What to work on
[1] Copy the post about Psalm 150 from "Praise God in" up to and including "loud clashing cymbals!", substituting "lyre" for "harp".
[2] Answer these about the post about Psalm 150:
(a) What career did the writer want for the three years before choosing music?
(b) Which psalm did the writer read that morning?
(c) What instrument does the writer play?
** Begin Document section **
I've found Scripture memory of such benefit, and would encourage everyone who thinks they can't do it to at least give it a try! It not only puts the Word of God in my heart, it keeps my mind from wandering while I'm in the shower or brushing my teeth. This is one way I'm seeking to "seize the day" and "redeem the time!"

Thursday, July 1, 2010

What are you going to do with the rest of your life?

I'm at the time in my life (summer before senior year of high school) where I get asked questions about my future... a lot! Where are you going to college? What do you want to do after high school? Aren't you going to be a nurse? Is music in your future? What did you get on the SATs? Are you looking for scholarships? ... and the list goes on and on. Halfway through my junior year of high school I relunctantly decided that I'd major in music in college after wanting to be a nurse for the previous three years. In my heart I knew I wanted to pursue music further, but in my head I thought nursing would be better for financial stability in my future. But music was (is) still my passion...as far as hobbies go. I knew either route I chose I could choose to glorify God and praise Him in everything. I've become more comfortable and excited about pursing music wholeheartedly.

This morning I read Psalm 150 and I got really excited. I decided when people ask me what I'm doing for the rest of my life I can read them Psalm 150 and say "I'm going to live out this Psalm." Or when they ask why I'm choosing to study music I can say, "So I can live out Psalm 150." Reading Psalm 150 assured me that God loves music, and while it plays a different role than a job in the healthcare field, it stil plays a vital role, and I'm confident I can be useful to God as a musician.

Psalm 150

Praise the LORD!
Praise God in his sanctuary;
praise him in his mighty heavens!
Praise him for his mighty deeds;
praise him according to his excellent greatness!

Praise him with trumpet sound; [I play the trumpet, so this was very exciting!]
praise him with lute and harp!
Praise him with tambourine and dance;
praise him with strings and pipe!
Praise him with sounding cymbals;
praise him with loud clashing cymbals!
Let everything that has breath praise the LORD!
Praise the LORD!

In five years, I don't exactly know where I see myself. Maybe I'll be teaching first graders how to read music or maybe I'll be conducting a middle school band. Maybe I'll be offering private trumpet lessons or teaching AP Music Theory. Wherever I am, though, I know that in it I can praise the LORD with the making of music!
** End Document section **
** Begin Information shown **
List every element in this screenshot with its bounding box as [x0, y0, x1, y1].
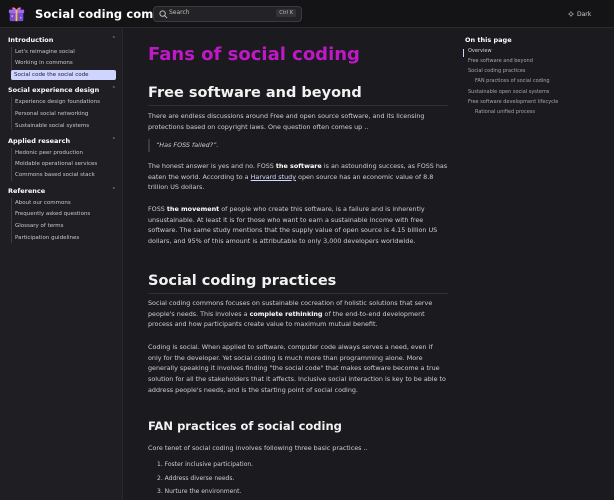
** End Information shown **
Answers to the problems
[1]
Praise God in his sanctuary;
praise him in his mighty heavens!
Praise him for his mighty deeds;
praise him according to his excellent greatness!

Praise him with trumpet sound; [I play the trumpet, so this was very exciting!]
praise him with lute and lyre!
Praise him with tambourine and dance;
praise him with strings and pipe!
Praise him with sounding cymbals;
praise him with loud clashing cymbals!

[2]
(a) Nursing (being a nurse).
(b) Psalm 150.
(c) The trumpet.